* **DIRECTION**: Copy the data verbatim, from its first line up to and including the line that contains "433, 578, 449]".

* **DATA SHOWN**:
+++

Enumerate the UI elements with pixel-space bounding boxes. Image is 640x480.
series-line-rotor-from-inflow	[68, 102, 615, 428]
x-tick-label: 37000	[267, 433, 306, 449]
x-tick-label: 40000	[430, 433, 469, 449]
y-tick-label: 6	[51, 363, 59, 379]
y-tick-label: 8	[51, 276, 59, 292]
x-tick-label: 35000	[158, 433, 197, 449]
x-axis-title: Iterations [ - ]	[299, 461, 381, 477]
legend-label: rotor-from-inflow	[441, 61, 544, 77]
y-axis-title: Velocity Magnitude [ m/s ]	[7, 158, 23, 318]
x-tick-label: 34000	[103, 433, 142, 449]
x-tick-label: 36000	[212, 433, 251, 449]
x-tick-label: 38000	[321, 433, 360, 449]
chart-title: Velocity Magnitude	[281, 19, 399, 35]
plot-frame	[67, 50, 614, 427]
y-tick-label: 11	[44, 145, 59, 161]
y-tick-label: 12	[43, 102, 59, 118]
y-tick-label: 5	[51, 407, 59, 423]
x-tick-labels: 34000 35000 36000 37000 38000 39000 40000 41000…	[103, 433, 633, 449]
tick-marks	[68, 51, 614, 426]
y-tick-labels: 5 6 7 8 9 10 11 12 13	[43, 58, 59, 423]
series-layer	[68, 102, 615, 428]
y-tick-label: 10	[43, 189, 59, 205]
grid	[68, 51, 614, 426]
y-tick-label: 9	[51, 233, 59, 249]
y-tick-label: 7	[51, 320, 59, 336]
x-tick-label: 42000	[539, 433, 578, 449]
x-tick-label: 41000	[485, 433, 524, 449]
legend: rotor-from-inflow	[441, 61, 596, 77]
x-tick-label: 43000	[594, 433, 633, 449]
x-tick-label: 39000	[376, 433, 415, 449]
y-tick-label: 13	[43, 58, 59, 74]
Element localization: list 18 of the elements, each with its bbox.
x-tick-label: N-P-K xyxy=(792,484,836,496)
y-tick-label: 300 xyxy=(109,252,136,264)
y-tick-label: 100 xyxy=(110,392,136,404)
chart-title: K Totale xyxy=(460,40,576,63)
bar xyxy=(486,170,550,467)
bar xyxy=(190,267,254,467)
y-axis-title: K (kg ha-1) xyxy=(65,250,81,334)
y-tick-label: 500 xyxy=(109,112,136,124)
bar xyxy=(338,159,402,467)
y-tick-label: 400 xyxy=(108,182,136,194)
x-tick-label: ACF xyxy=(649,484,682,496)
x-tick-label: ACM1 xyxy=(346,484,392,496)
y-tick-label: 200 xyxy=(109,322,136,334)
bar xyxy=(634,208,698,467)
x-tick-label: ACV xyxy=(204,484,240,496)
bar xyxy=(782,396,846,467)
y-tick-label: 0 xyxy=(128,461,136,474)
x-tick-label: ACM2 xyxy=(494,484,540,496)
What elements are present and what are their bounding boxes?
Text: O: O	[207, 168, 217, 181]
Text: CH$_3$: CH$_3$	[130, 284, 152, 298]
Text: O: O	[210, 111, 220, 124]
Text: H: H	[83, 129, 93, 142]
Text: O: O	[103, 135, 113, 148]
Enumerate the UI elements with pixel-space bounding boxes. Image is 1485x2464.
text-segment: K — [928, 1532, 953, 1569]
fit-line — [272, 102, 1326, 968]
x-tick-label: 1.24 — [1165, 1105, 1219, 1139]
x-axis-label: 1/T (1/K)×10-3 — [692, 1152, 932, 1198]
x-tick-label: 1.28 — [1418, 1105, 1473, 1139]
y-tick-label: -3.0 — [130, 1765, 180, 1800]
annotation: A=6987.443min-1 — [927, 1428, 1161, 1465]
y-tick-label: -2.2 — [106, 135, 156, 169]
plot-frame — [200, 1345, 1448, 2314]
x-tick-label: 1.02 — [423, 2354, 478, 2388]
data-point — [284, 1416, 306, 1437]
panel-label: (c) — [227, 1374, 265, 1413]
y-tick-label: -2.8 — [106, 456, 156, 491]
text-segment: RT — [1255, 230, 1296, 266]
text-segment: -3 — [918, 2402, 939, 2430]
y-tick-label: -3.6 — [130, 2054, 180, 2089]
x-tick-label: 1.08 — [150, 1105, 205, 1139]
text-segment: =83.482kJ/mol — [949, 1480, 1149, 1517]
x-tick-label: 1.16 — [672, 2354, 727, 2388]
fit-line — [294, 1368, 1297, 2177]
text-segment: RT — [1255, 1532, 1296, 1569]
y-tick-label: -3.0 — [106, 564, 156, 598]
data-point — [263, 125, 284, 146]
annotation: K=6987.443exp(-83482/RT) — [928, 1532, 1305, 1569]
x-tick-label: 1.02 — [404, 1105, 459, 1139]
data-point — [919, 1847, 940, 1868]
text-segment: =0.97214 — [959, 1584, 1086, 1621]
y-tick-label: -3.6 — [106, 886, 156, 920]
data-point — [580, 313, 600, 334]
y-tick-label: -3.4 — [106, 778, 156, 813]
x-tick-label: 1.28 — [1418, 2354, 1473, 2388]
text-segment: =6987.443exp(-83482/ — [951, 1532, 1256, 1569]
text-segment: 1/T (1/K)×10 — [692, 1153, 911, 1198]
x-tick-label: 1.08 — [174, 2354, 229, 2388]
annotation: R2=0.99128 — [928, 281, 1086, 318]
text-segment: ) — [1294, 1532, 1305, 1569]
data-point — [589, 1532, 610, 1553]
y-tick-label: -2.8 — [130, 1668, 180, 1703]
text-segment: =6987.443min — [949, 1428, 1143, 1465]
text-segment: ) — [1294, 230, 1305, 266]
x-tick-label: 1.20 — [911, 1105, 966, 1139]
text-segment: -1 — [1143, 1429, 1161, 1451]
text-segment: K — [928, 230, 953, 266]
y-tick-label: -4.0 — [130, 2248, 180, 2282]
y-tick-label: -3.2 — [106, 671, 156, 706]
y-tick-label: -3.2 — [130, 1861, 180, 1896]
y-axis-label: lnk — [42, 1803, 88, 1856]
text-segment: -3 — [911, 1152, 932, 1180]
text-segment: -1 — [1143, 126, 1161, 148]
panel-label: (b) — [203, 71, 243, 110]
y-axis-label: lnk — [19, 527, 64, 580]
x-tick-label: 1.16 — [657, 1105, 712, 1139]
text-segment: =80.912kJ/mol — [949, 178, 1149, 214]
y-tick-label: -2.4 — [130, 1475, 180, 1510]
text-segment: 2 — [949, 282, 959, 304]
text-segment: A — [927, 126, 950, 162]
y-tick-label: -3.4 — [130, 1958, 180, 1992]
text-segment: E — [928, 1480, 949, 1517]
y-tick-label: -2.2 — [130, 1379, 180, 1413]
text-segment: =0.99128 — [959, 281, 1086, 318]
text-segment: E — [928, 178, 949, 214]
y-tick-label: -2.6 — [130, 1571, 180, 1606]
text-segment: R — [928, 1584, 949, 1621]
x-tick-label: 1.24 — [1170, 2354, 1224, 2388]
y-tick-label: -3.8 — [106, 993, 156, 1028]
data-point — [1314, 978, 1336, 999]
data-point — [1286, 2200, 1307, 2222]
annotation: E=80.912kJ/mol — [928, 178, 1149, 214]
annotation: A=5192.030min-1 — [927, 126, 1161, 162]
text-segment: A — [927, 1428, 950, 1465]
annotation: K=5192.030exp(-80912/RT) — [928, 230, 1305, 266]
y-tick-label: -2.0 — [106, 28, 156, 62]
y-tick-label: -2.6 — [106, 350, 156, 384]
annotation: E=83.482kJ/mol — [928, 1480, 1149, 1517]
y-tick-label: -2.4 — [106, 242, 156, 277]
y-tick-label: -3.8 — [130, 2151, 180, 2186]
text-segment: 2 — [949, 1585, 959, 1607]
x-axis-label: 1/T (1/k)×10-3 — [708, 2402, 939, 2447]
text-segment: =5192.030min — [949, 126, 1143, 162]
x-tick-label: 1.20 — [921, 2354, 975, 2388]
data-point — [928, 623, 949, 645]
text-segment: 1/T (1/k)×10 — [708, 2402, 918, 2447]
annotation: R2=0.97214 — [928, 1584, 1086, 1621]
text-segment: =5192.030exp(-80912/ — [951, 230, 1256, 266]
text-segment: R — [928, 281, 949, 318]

+++

* **RESPONSE TO THE EXERCISE**:
Enumerate the UI elements with pixel-space bounding boxes. Image is 640x480.
series-line-rotor-from-inflow	[68, 102, 615, 428]
x-tick-label: 37000	[267, 433, 306, 449]
x-tick-label: 40000	[430, 433, 469, 449]
y-tick-label: 6	[51, 363, 59, 379]
y-tick-label: 8	[51, 276, 59, 292]
x-tick-label: 35000	[158, 433, 197, 449]
x-axis-title: Iterations [ - ]	[299, 461, 381, 477]
legend-label: rotor-from-inflow	[441, 61, 544, 77]
y-axis-title: Velocity Magnitude [ m/s ]	[7, 158, 23, 318]
x-tick-label: 34000	[103, 433, 142, 449]
x-tick-label: 36000	[212, 433, 251, 449]
x-tick-label: 38000	[321, 433, 360, 449]
chart-title: Velocity Magnitude	[281, 19, 399, 35]
plot-frame	[67, 50, 614, 427]
y-tick-label: 11	[44, 145, 59, 161]
y-tick-label: 12	[43, 102, 59, 118]
y-tick-label: 5	[51, 407, 59, 423]
x-tick-labels: 34000 35000 36000 37000 38000 39000 40000 41000…	[103, 433, 633, 449]
tick-marks	[68, 51, 614, 426]
y-tick-labels: 5 6 7 8 9 10 11 12 13	[43, 58, 59, 423]
series-layer	[68, 102, 615, 428]
y-tick-label: 10	[43, 189, 59, 205]
grid	[68, 51, 614, 426]
y-tick-label: 9	[51, 233, 59, 249]
y-tick-label: 7	[51, 320, 59, 336]
x-tick-label: 42000	[539, 433, 578, 449]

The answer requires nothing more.